[Exercise goal] The entries below should be output exactly as written.

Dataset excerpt

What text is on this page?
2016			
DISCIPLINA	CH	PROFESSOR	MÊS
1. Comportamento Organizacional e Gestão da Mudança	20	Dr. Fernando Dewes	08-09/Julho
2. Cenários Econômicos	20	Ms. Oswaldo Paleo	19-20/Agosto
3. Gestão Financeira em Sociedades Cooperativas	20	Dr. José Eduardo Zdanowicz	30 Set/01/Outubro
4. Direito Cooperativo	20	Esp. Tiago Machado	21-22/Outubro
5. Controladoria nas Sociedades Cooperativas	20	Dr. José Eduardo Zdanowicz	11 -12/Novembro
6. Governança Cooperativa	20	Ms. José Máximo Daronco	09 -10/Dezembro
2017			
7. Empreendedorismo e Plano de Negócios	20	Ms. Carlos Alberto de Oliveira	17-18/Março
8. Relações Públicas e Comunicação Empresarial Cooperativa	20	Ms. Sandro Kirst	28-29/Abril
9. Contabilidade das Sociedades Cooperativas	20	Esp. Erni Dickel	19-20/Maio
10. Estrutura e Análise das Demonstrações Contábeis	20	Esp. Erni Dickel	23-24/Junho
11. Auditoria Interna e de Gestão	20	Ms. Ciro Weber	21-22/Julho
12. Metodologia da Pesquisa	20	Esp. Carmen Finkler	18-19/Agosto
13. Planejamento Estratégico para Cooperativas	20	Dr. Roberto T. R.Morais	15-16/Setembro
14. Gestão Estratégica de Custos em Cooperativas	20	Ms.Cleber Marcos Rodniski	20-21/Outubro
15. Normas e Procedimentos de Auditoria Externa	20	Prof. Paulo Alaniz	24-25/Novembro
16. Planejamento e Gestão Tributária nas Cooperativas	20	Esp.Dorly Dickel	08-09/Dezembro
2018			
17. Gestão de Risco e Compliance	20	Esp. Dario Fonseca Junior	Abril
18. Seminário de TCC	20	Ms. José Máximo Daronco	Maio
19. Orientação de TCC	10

[Solution]
What text is on this page?
2016			
DISCIPLINA	CH	PROFESSOR	MÊS
1. Comportamento Organizacional e Gestão da Mudança	20	Dr. Fernando Dewes	08-09/Julho
2. Cenários Econômicos	20	Ms. Oswaldo Paleo	19-20/Agosto
3. Gestão Financeira em Sociedades Cooperativas	20	Dr. José Eduardo Zdanowicz	30 Set/01/Outubro
4. Direito Cooperativo	20	Esp. Tiago Machado	21-22/Outubro
5. Controladoria nas Sociedades Cooperativas	20	Dr. José Eduardo Zdanowicz	11 -12/Novembro
6. Governança Cooperativa	20	Ms. José Máximo Daronco	09 -10/Dezembro
2017			
7. Empreendedorismo e Plano de Negócios	20	Ms. Carlos Alberto de Oliveira	17-18/Março
8. Relações Públicas e Comunicação Empresarial Cooperativa	20	Ms. Sandro Kirst	28-29/Abril
9. Contabilidade das Sociedades Cooperativas	20	Esp. Erni Dickel	19-20/Maio
10. Estrutura e Análise das Demonstrações Contábeis	20	Esp. Erni Dickel	23-24/Junho
11. Auditoria Interna e de Gestão	20	Ms. Ciro Weber	21-22/Julho
12. Metodologia da Pesquisa	20	Esp. Carmen Finkler	18-19/Agosto
13. Planejamento Estratégico para Cooperativas	20	Dr. Roberto T. R.Morais	15-16/Setembro
14. Gestão Estratégica de Custos em Cooperativas	20	Ms.Cleber Marcos Rodniski	20-21/Outubro
15. Normas e Procedimentos de Auditoria Externa	20	Prof. Paulo Alaniz	24-25/Novembro
16. Planejamento e Gestão Tributária nas Cooperativas	20	Esp.Dorly Dickel	08-09/Dezembro
2018			
17. Gestão de Risco e Compliance	20	Esp. Dario Fonseca Junior	Abril
18. Seminário de TCC	20	Ms. José Máximo Daronco	Maio
19. Orientação de TCC	10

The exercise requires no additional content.